[To be done]
Transcribe each record exactly. Include every one.

[Data items]
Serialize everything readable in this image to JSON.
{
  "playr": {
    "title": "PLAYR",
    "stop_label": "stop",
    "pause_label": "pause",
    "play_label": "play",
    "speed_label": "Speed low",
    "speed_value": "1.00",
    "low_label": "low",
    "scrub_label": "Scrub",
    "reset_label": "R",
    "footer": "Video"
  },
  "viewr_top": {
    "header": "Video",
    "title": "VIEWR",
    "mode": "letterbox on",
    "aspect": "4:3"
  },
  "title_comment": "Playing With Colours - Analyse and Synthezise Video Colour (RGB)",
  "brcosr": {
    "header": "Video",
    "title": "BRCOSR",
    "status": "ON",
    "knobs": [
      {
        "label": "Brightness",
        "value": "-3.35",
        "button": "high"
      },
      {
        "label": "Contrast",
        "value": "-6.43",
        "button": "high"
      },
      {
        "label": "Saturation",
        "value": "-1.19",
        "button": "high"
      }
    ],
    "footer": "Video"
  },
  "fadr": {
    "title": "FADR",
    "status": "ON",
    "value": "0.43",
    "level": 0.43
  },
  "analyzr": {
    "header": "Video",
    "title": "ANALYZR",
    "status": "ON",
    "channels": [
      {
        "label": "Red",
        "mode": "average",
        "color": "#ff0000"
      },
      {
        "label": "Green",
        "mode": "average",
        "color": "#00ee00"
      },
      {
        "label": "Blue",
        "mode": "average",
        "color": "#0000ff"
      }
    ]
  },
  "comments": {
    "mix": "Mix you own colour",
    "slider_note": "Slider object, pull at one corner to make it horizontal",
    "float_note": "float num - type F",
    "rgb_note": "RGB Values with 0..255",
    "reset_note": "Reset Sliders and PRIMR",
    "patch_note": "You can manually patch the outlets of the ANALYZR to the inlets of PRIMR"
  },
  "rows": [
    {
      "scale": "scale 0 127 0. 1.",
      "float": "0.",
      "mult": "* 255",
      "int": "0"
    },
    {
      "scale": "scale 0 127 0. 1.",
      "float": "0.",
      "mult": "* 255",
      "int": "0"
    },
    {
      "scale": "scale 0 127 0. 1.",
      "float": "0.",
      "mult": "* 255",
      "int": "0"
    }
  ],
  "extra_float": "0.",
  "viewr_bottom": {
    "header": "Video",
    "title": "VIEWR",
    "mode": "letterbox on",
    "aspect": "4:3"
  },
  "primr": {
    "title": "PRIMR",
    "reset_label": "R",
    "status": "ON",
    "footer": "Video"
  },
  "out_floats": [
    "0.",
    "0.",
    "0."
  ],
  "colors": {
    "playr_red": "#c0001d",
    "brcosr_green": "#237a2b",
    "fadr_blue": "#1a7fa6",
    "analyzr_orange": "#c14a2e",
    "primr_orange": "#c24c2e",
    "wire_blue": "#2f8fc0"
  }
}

[Exercise output]
Serialize everything readable in this image to JSON.
{
  "playr": {
    "title": "PLAYR",
    "stop_label": "stop",
    "pause_label": "pause",
    "play_label": "play",
    "speed_label": "Speed low",
    "speed_value": "1.00",
    "low_label": "low",
    "scrub_label": "Scrub",
    "reset_label": "R",
    "footer": "Video"
  },
  "viewr_top": {
    "header": "Video",
    "title": "VIEWR",
    "mode": "letterbox on",
    "aspect": "4:3"
  },
  "title_comment": "Playing With Colours - Analyse and Synthezise Video Colour (RGB)",
  "brcosr": {
    "header": "Video",
    "title": "BRCOSR",
    "status": "ON",
    "knobs": [
      {
        "label": "Brightness",
        "value": "-3.35",
        "button": "high"
      },
      {
        "label": "Contrast",
        "value": "-6.43",
        "button": "high"
      },
      {
        "label": "Saturation",
        "value": "-1.19",
        "button": "high"
      }
    ],
    "footer": "Video"
  },
  "fadr": {
    "title": "FADR",
    "status": "ON",
    "value": "0.43",
    "level": 0.43
  },
  "analyzr": {
    "header": "Video",
    "title": "ANALYZR",
    "status": "ON",
    "channels": [
      {
        "label": "Red",
        "mode": "average",
        "color": "#ff0000"
      },
      {
        "label": "Green",
        "mode": "average",
        "color": "#00ee00"
      },
      {
        "label": "Blue",
        "mode": "average",
        "color": "#0000ff"
      }
    ]
  },
  "comments": {
    "mix": "Mix you own colour",
    "slider_note": "Slider object, pull at one corner to make it horizontal",
    "float_note": "float num - type F",
    "rgb_note": "RGB Values with 0..255",
    "reset_note": "Reset Sliders and PRIMR",
    "patch_note": "You can manually patch the outlets of the ANALYZR to the inlets of PRIMR"
  },
  "rows": [
    {
      "scale": "scale 0 127 0. 1.",
      "float": "0.",
      "mult": "* 255",
      "int": "0"
    },
    {
      "scale": "scale 0 127 0. 1.",
      "float": "0.",
      "mult": "* 255",
      "int": "0"
    },
    {
      "scale": "scale 0 127 0. 1.",
      "float": "0.",
      "mult": "* 255",
      "int": "0"
    }
  ],
  "extra_float": "0.",
  "viewr_bottom": {
    "header": "Video",
    "title": "VIEWR",
    "mode": "letterbox on",
    "aspect": "4:3"
  },
  "primr": {
    "title": "PRIMR",
    "reset_label": "R",
    "status": "ON",
    "footer": "Video"
  },
  "out_floats": [
    "0.",
    "0.",
    "0."
  ],
  "colors": {
    "playr_red": "#c0001d",
    "brcosr_green": "#237a2b",
    "fadr_blue": "#1a7fa6",
    "analyzr_orange": "#c14a2e",
    "primr_orange": "#c24c2e",
    "wire_blue": "#2f8fc0"
  }
}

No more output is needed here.